(Records that describe figures)
^^^^^^^^
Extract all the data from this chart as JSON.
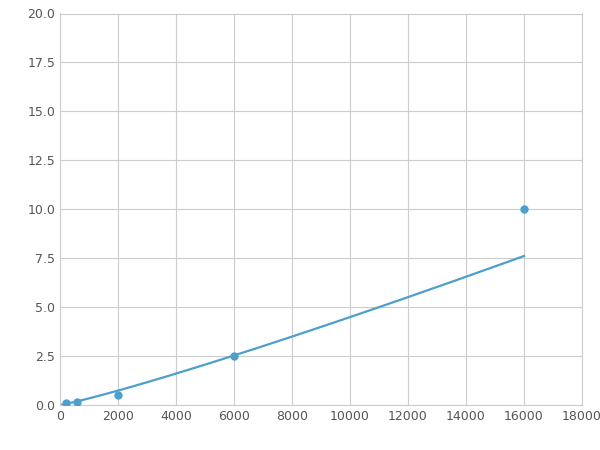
{
  "x_points": [
    200,
    600,
    2000,
    6000,
    16000
  ],
  "y_points": [
    0.08,
    0.15,
    0.5,
    2.5,
    10.0
  ],
  "line_color": "#4d9fcc",
  "marker_color": "#4d9fcc",
  "marker_size": 5,
  "line_width": 1.6,
  "xlim": [
    0,
    18000
  ],
  "ylim": [
    0,
    20.0
  ],
  "xticks": [
    0,
    2000,
    4000,
    6000,
    8000,
    10000,
    12000,
    14000,
    16000,
    18000
  ],
  "yticks": [
    0.0,
    2.5,
    5.0,
    7.5,
    10.0,
    12.5,
    15.0,
    17.5,
    20.0
  ],
  "grid_color": "#cccccc",
  "background_color": "#ffffff",
  "figure_bg": "#ffffff"
}
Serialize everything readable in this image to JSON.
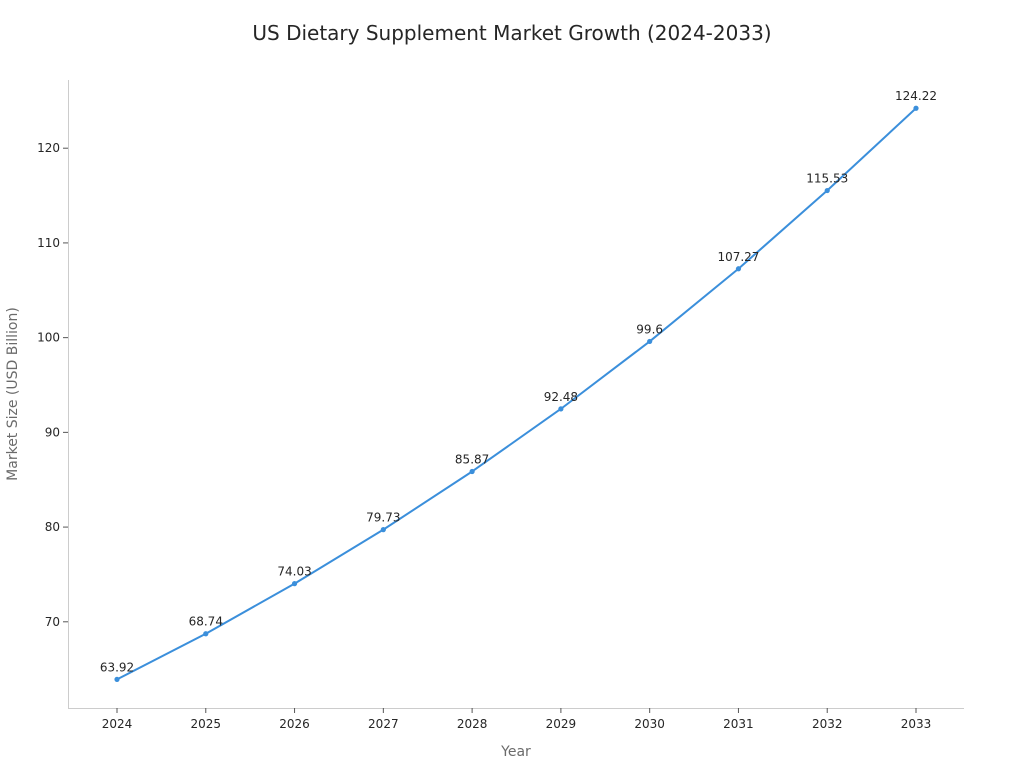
{
  "chart_data": {
    "type": "line",
    "title": "US Dietary Supplement Market Growth (2024-2033)",
    "xlabel": "Year",
    "ylabel": "Market Size (USD Billion)",
    "x": [
      "2024",
      "2025",
      "2026",
      "2027",
      "2028",
      "2029",
      "2030",
      "2031",
      "2032",
      "2033"
    ],
    "series": [
      {
        "values": [
          63.92,
          68.74,
          74.03,
          79.73,
          85.87,
          92.48,
          99.6,
          107.27,
          115.53,
          124.22
        ],
        "color": "#3b8fdb"
      }
    ],
    "data_labels": [
      "63.92",
      "68.74",
      "74.03",
      "79.73",
      "85.87",
      "92.48",
      "99.6",
      "107.27",
      "115.53",
      "124.22"
    ],
    "yticks": [
      70,
      80,
      90,
      100,
      110,
      120
    ],
    "ylim": [
      60.9,
      127.2
    ],
    "grid": false,
    "axis_color": "#cccccc"
  }
}
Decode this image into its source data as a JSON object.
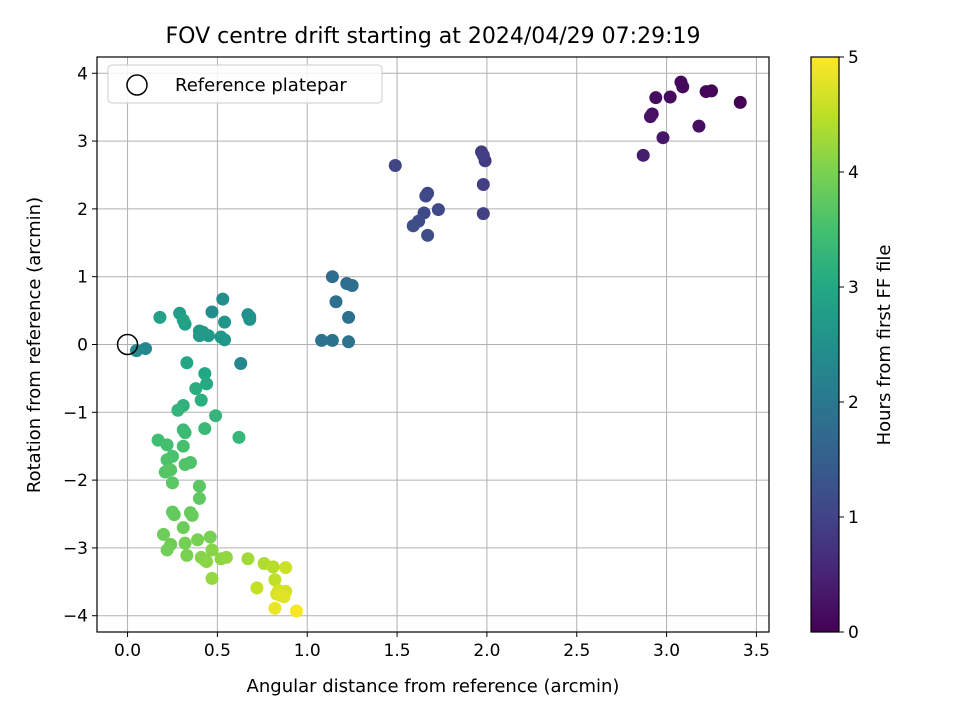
{
  "chart_data": {
    "type": "scatter",
    "title": "FOV centre drift starting at 2024/04/29 07:29:19",
    "xlabel": "Angular distance from reference (arcmin)",
    "ylabel": "Rotation from reference (arcmin)",
    "xlim": [
      -0.17,
      3.57
    ],
    "ylim": [
      -4.24,
      4.24
    ],
    "x_ticks": [
      0.0,
      0.5,
      1.0,
      1.5,
      2.0,
      2.5,
      3.0,
      3.5
    ],
    "x_tick_labels": [
      "0.0",
      "0.5",
      "1.0",
      "1.5",
      "2.0",
      "2.5",
      "3.0",
      "3.5"
    ],
    "y_ticks": [
      -4,
      -3,
      -2,
      -1,
      0,
      1,
      2,
      3,
      4
    ],
    "y_tick_labels": [
      "−4",
      "−3",
      "−2",
      "−1",
      "0",
      "1",
      "2",
      "3",
      "4"
    ],
    "grid": true,
    "legend": {
      "position": "top-left",
      "entries": [
        "Reference platepar"
      ]
    },
    "reference_point": {
      "x": 0.0,
      "y": 0.0,
      "marker": "open-circle",
      "label": "Reference platepar"
    },
    "colorbar": {
      "label": "Hours from first FF file",
      "colormap": "viridis",
      "range": [
        0,
        5
      ],
      "ticks": [
        0,
        1,
        2,
        3,
        4,
        5
      ],
      "tick_labels": [
        "0",
        "1",
        "2",
        "3",
        "4",
        "5"
      ]
    },
    "series": [
      {
        "points": [
          [
            3.41,
            3.57,
            0.02
          ],
          [
            3.25,
            3.74,
            0.05
          ],
          [
            3.22,
            3.73,
            0.07
          ],
          [
            3.08,
            3.87,
            0.1
          ],
          [
            3.09,
            3.8,
            0.12
          ],
          [
            3.02,
            3.65,
            0.15
          ],
          [
            2.94,
            3.64,
            0.17
          ],
          [
            3.18,
            3.22,
            0.2
          ],
          [
            2.92,
            3.4,
            0.22
          ],
          [
            2.91,
            3.36,
            0.25
          ],
          [
            2.98,
            3.05,
            0.3
          ],
          [
            2.87,
            2.79,
            0.4
          ],
          [
            1.99,
            2.71,
            0.85
          ],
          [
            1.97,
            2.84,
            0.88
          ],
          [
            1.98,
            2.79,
            0.9
          ],
          [
            1.98,
            2.36,
            0.92
          ],
          [
            1.98,
            1.93,
            0.95
          ],
          [
            1.49,
            2.64,
            1.0
          ],
          [
            1.67,
            2.23,
            1.05
          ],
          [
            1.66,
            2.19,
            1.08
          ],
          [
            1.73,
            1.99,
            1.1
          ],
          [
            1.65,
            1.94,
            1.12
          ],
          [
            1.62,
            1.82,
            1.15
          ],
          [
            1.59,
            1.75,
            1.18
          ],
          [
            1.67,
            1.61,
            1.2
          ],
          [
            1.14,
            1.0,
            1.75
          ],
          [
            1.22,
            0.9,
            1.78
          ],
          [
            1.25,
            0.87,
            1.8
          ],
          [
            1.16,
            0.63,
            1.82
          ],
          [
            1.23,
            0.4,
            1.85
          ],
          [
            1.08,
            0.06,
            1.88
          ],
          [
            1.14,
            0.06,
            1.9
          ],
          [
            1.23,
            0.04,
            1.92
          ],
          [
            0.63,
            -0.28,
            2.3
          ],
          [
            0.47,
            0.48,
            2.4
          ],
          [
            0.53,
            0.67,
            2.45
          ],
          [
            0.67,
            0.44,
            2.5
          ],
          [
            0.68,
            0.37,
            2.52
          ],
          [
            0.68,
            0.41,
            2.55
          ],
          [
            0.54,
            0.33,
            2.58
          ],
          [
            0.54,
            0.07,
            2.6
          ],
          [
            0.52,
            0.11,
            2.62
          ],
          [
            0.45,
            0.13,
            2.65
          ],
          [
            0.4,
            0.13,
            2.68
          ],
          [
            0.4,
            0.2,
            2.7
          ],
          [
            0.42,
            0.18,
            2.72
          ],
          [
            0.32,
            0.3,
            2.75
          ],
          [
            0.29,
            0.46,
            2.78
          ],
          [
            0.18,
            0.4,
            2.85
          ],
          [
            0.31,
            0.36,
            2.9
          ],
          [
            0.1,
            -0.06,
            2.3
          ],
          [
            0.05,
            -0.09,
            2.35
          ],
          [
            0.33,
            -0.27,
            2.95
          ],
          [
            0.43,
            -0.43,
            3.0
          ],
          [
            0.44,
            -0.58,
            3.05
          ],
          [
            0.38,
            -0.65,
            3.1
          ],
          [
            0.41,
            -0.82,
            3.15
          ],
          [
            0.31,
            -0.9,
            3.2
          ],
          [
            0.28,
            -0.97,
            3.25
          ],
          [
            0.49,
            -1.05,
            3.28
          ],
          [
            0.62,
            -1.37,
            3.3
          ],
          [
            0.43,
            -1.24,
            3.35
          ],
          [
            0.31,
            -1.26,
            3.38
          ],
          [
            0.32,
            -1.3,
            3.4
          ],
          [
            0.17,
            -1.41,
            3.45
          ],
          [
            0.22,
            -1.48,
            3.5
          ],
          [
            0.31,
            -1.5,
            3.52
          ],
          [
            0.25,
            -1.65,
            3.55
          ],
          [
            0.22,
            -1.7,
            3.58
          ],
          [
            0.35,
            -1.74,
            3.6
          ],
          [
            0.32,
            -1.77,
            3.62
          ],
          [
            0.21,
            -1.88,
            3.65
          ],
          [
            0.24,
            -1.85,
            3.68
          ],
          [
            0.25,
            -2.04,
            3.7
          ],
          [
            0.4,
            -2.09,
            3.72
          ],
          [
            0.4,
            -2.27,
            3.75
          ],
          [
            0.25,
            -2.47,
            3.78
          ],
          [
            0.26,
            -2.51,
            3.8
          ],
          [
            0.35,
            -2.48,
            3.82
          ],
          [
            0.36,
            -2.52,
            3.84
          ],
          [
            0.31,
            -2.7,
            3.86
          ],
          [
            0.2,
            -2.8,
            3.88
          ],
          [
            0.24,
            -2.95,
            3.9
          ],
          [
            0.22,
            -3.03,
            3.92
          ],
          [
            0.32,
            -2.93,
            3.94
          ],
          [
            0.46,
            -2.84,
            3.96
          ],
          [
            0.39,
            -2.88,
            3.98
          ],
          [
            0.33,
            -3.11,
            4.0
          ],
          [
            0.43,
            -3.18,
            4.05
          ],
          [
            0.41,
            -3.14,
            4.08
          ],
          [
            0.47,
            -3.03,
            4.1
          ],
          [
            0.44,
            -3.2,
            4.12
          ],
          [
            0.52,
            -3.16,
            4.15
          ],
          [
            0.55,
            -3.14,
            4.18
          ],
          [
            0.47,
            -3.45,
            4.2
          ],
          [
            0.67,
            -3.16,
            4.3
          ],
          [
            0.76,
            -3.23,
            4.4
          ],
          [
            0.81,
            -3.28,
            4.45
          ],
          [
            0.82,
            -3.47,
            4.5
          ],
          [
            0.72,
            -3.59,
            4.55
          ],
          [
            0.88,
            -3.29,
            4.6
          ],
          [
            0.84,
            -3.63,
            4.65
          ],
          [
            0.88,
            -3.64,
            4.68
          ],
          [
            0.83,
            -3.68,
            4.7
          ],
          [
            0.87,
            -3.72,
            4.75
          ],
          [
            0.85,
            -3.7,
            4.78
          ],
          [
            0.82,
            -3.89,
            4.85
          ],
          [
            0.94,
            -3.93,
            4.95
          ]
        ]
      }
    ]
  }
}
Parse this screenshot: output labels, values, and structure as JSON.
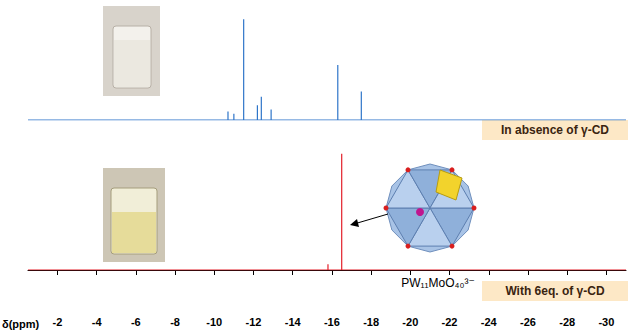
^^^^^^^^
» **WRITTEN TASK**:
Copy each line of the listing in which the word "from" can be found.

» **CORRECT ANSWER**:
Extract all the data from this chart as JSON.
    "xlabel": "Angular distance from reference (arcmin)",
    "ylabel": "Rotation from reference (arcmin)",
      "label": "Hours from first FF file",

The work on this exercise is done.